◆ Task to complete ◆
Return every record verbatim.

◆ Raw records ◆
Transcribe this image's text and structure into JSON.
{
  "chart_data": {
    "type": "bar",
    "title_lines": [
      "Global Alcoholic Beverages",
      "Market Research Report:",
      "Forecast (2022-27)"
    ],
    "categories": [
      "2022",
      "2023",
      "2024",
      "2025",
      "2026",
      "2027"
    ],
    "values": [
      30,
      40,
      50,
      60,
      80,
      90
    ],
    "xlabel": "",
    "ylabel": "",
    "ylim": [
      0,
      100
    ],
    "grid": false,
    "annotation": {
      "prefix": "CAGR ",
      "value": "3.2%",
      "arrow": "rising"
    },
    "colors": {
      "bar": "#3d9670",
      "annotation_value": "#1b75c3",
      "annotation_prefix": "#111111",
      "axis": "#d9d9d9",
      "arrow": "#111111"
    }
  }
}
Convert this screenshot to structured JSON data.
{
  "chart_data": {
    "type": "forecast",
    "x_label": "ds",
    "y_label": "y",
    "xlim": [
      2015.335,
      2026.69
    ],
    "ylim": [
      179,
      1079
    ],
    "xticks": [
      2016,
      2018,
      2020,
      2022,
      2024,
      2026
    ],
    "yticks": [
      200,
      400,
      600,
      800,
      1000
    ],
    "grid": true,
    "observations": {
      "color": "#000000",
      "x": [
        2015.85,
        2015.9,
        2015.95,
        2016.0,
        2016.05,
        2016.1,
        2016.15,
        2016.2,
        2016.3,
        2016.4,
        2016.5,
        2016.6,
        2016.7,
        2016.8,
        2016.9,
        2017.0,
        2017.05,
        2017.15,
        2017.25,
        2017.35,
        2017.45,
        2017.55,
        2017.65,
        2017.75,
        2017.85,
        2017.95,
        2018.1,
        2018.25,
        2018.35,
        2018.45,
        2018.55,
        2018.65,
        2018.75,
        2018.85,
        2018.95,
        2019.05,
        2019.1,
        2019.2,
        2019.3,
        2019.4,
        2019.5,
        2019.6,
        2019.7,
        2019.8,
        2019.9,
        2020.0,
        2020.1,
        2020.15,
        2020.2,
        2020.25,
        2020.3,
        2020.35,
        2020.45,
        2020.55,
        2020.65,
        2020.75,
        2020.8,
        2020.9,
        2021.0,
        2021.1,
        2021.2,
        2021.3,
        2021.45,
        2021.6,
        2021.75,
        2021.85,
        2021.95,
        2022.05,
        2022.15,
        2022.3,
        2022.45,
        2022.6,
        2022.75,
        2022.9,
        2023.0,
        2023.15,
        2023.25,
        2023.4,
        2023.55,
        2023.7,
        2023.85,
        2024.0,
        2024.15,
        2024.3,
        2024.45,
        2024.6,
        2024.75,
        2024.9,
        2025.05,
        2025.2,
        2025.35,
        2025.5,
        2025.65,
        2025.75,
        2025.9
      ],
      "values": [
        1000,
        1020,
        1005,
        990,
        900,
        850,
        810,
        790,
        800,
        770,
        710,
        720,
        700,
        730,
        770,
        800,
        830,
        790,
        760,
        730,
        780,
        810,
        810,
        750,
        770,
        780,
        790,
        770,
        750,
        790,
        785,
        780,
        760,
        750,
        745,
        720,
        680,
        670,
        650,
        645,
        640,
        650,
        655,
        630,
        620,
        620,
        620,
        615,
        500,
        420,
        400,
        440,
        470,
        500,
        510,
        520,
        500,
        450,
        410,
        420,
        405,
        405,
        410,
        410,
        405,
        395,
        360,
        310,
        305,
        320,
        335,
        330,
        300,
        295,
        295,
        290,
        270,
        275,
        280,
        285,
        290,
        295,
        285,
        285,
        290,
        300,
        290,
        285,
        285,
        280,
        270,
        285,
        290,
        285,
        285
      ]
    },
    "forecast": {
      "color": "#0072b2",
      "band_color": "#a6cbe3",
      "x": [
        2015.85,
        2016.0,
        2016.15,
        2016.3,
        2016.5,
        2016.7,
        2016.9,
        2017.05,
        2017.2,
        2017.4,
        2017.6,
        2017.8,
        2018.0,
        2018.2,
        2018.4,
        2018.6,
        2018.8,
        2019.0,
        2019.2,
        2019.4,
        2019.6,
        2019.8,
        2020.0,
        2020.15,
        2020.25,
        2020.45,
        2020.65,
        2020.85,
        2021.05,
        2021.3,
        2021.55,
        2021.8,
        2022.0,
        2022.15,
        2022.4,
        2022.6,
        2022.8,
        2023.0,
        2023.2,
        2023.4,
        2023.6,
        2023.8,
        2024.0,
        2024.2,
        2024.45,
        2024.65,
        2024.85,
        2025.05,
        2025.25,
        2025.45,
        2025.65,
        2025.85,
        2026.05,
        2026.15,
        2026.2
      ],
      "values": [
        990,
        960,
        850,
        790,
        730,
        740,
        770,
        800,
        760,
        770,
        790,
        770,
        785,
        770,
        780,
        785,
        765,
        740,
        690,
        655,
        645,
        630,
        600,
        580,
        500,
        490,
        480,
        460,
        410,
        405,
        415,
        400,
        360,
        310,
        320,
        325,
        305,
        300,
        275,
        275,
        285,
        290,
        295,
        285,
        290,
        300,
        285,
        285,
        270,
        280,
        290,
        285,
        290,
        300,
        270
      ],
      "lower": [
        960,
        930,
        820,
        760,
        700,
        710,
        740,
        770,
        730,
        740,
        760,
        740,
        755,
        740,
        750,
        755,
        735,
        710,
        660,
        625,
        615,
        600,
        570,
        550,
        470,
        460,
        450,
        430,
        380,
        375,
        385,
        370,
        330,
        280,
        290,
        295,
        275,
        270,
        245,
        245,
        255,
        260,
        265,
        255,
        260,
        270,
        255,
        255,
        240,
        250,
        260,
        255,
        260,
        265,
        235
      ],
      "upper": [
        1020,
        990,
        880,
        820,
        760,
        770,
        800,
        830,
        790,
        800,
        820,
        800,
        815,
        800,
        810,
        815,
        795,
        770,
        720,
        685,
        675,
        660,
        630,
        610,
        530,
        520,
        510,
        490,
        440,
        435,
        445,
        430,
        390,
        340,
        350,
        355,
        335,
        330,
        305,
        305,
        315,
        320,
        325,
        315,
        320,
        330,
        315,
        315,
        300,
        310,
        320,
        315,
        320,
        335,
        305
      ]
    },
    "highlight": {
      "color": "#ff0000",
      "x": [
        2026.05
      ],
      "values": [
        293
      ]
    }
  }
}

◆ Correct result ◆
Transcribe this image's text and structure into JSON.
{
  "chart_data": {
    "type": "bar",
    "title_lines": [
      "Global Alcoholic Beverages",
      "Market Research Report:",
      "Forecast (2022-27)"
    ],
    "categories": [
      "2022",
      "2023",
      "2024",
      "2025",
      "2026",
      "2027"
    ],
    "values": [
      30,
      40,
      50,
      60,
      80,
      90
    ],
    "xlabel": "",
    "ylabel": "",
    "ylim": [
      0,
      100
    ],
    "grid": false,
    "annotation": {
      "prefix": "CAGR ",
      "value": "3.2%",
      "arrow": "rising"
    },
    "colors": {
      "bar": "#3d9670",
      "annotation_value": "#1b75c3",
      "annotation_prefix": "#111111",
      "axis": "#d9d9d9",
      "arrow": "#111111"
    }
  }
}
Convert this screenshot to structured JSON data.
{
  "chart_data": {
    "type": "forecast",
    "x_label": "ds",
    "y_label": "y",
    "xlim": [
      2015.335,
      2026.69
    ],
    "ylim": [
      179,
      1079
    ],
    "xticks": [
      2016,
      2018,
      2020,
      2022,
      2024,
      2026
    ],
    "yticks": [
      200,
      400,
      600,
      800,
      1000
    ],
    "grid": true,
    "observations": {
      "color": "#000000",
      "x": [
        2015.85,
        2015.9,
        2015.95,
        2016.0,
        2016.05,
        2016.1,
        2016.15,
        2016.2,
        2016.3,
        2016.4,
        2016.5,
        2016.6,
        2016.7,
        2016.8,
        2016.9,
        2017.0,
        2017.05,
        2017.15,
        2017.25,
        2017.35,
        2017.45,
        2017.55,
        2017.65,
        2017.75,
        2017.85,
        2017.95,
        2018.1,
        2018.25,
        2018.35,
        2018.45,
        2018.55,
        2018.65,
        2018.75,
        2018.85,
        2018.95,
        2019.05,
        2019.1,
        2019.2,
        2019.3,
        2019.4,
        2019.5,
        2019.6,
        2019.7,
        2019.8,
        2019.9,
        2020.0,
        2020.1,
        2020.15,
        2020.2,
        2020.25,
        2020.3,
        2020.35,
        2020.45,
        2020.55,
        2020.65,
        2020.75,
        2020.8,
        2020.9,
        2021.0,
        2021.1,
        2021.2,
        2021.3,
        2021.45,
        2021.6,
        2021.75,
        2021.85,
        2021.95,
        2022.05,
        2022.15,
        2022.3,
        2022.45,
        2022.6,
        2022.75,
        2022.9,
        2023.0,
        2023.15,
        2023.25,
        2023.4,
        2023.55,
        2023.7,
        2023.85,
        2024.0,
        2024.15,
        2024.3,
        2024.45,
        2024.6,
        2024.75,
        2024.9,
        2025.05,
        2025.2,
        2025.35,
        2025.5,
        2025.65,
        2025.75,
        2025.9
      ],
      "values": [
        1000,
        1020,
        1005,
        990,
        900,
        850,
        810,
        790,
        800,
        770,
        710,
        720,
        700,
        730,
        770,
        800,
        830,
        790,
        760,
        730,
        780,
        810,
        810,
        750,
        770,
        780,
        790,
        770,
        750,
        790,
        785,
        780,
        760,
        750,
        745,
        720,
        680,
        670,
        650,
        645,
        640,
        650,
        655,
        630,
        620,
        620,
        620,
        615,
        500,
        420,
        400,
        440,
        470,
        500,
        510,
        520,
        500,
        450,
        410,
        420,
        405,
        405,
        410,
        410,
        405,
        395,
        360,
        310,
        305,
        320,
        335,
        330,
        300,
        295,
        295,
        290,
        270,
        275,
        280,
        285,
        290,
        295,
        285,
        285,
        290,
        300,
        290,
        285,
        285,
        280,
        270,
        285,
        290,
        285,
        285
      ]
    },
    "forecast": {
      "color": "#0072b2",
      "band_color": "#a6cbe3",
      "x": [
        2015.85,
        2016.0,
        2016.15,
        2016.3,
        2016.5,
        2016.7,
        2016.9,
        2017.05,
        2017.2,
        2017.4,
        2017.6,
        2017.8,
        2018.0,
        2018.2,
        2018.4,
        2018.6,
        2018.8,
        2019.0,
        2019.2,
        2019.4,
        2019.6,
        2019.8,
        2020.0,
        2020.15,
        2020.25,
        2020.45,
        2020.65,
        2020.85,
        2021.05,
        2021.3,
        2021.55,
        2021.8,
        2022.0,
        2022.15,
        2022.4,
        2022.6,
        2022.8,
        2023.0,
        2023.2,
        2023.4,
        2023.6,
        2023.8,
        2024.0,
        2024.2,
        2024.45,
        2024.65,
        2024.85,
        2025.05,
        2025.25,
        2025.45,
        2025.65,
        2025.85,
        2026.05,
        2026.15,
        2026.2
      ],
      "values": [
        990,
        960,
        850,
        790,
        730,
        740,
        770,
        800,
        760,
        770,
        790,
        770,
        785,
        770,
        780,
        785,
        765,
        740,
        690,
        655,
        645,
        630,
        600,
        580,
        500,
        490,
        480,
        460,
        410,
        405,
        415,
        400,
        360,
        310,
        320,
        325,
        305,
        300,
        275,
        275,
        285,
        290,
        295,
        285,
        290,
        300,
        285,
        285,
        270,
        280,
        290,
        285,
        290,
        300,
        270
      ],
      "lower": [
        960,
        930,
        820,
        760,
        700,
        710,
        740,
        770,
        730,
        740,
        760,
        740,
        755,
        740,
        750,
        755,
        735,
        710,
        660,
        625,
        615,
        600,
        570,
        550,
        470,
        460,
        450,
        430,
        380,
        375,
        385,
        370,
        330,
        280,
        290,
        295,
        275,
        270,
        245,
        245,
        255,
        260,
        265,
        255,
        260,
        270,
        255,
        255,
        240,
        250,
        260,
        255,
        260,
        265,
        235
      ],
      "upper": [
        1020,
        990,
        880,
        820,
        760,
        770,
        800,
        830,
        790,
        800,
        820,
        800,
        815,
        800,
        810,
        815,
        795,
        770,
        720,
        685,
        675,
        660,
        630,
        610,
        530,
        520,
        510,
        490,
        440,
        435,
        445,
        430,
        390,
        340,
        350,
        355,
        335,
        330,
        305,
        305,
        315,
        320,
        325,
        315,
        320,
        330,
        315,
        315,
        300,
        310,
        320,
        315,
        320,
        335,
        305
      ]
    },
    "highlight": {
      "color": "#ff0000",
      "x": [
        2026.05
      ],
      "values": [
        293
      ]
    }
  }
}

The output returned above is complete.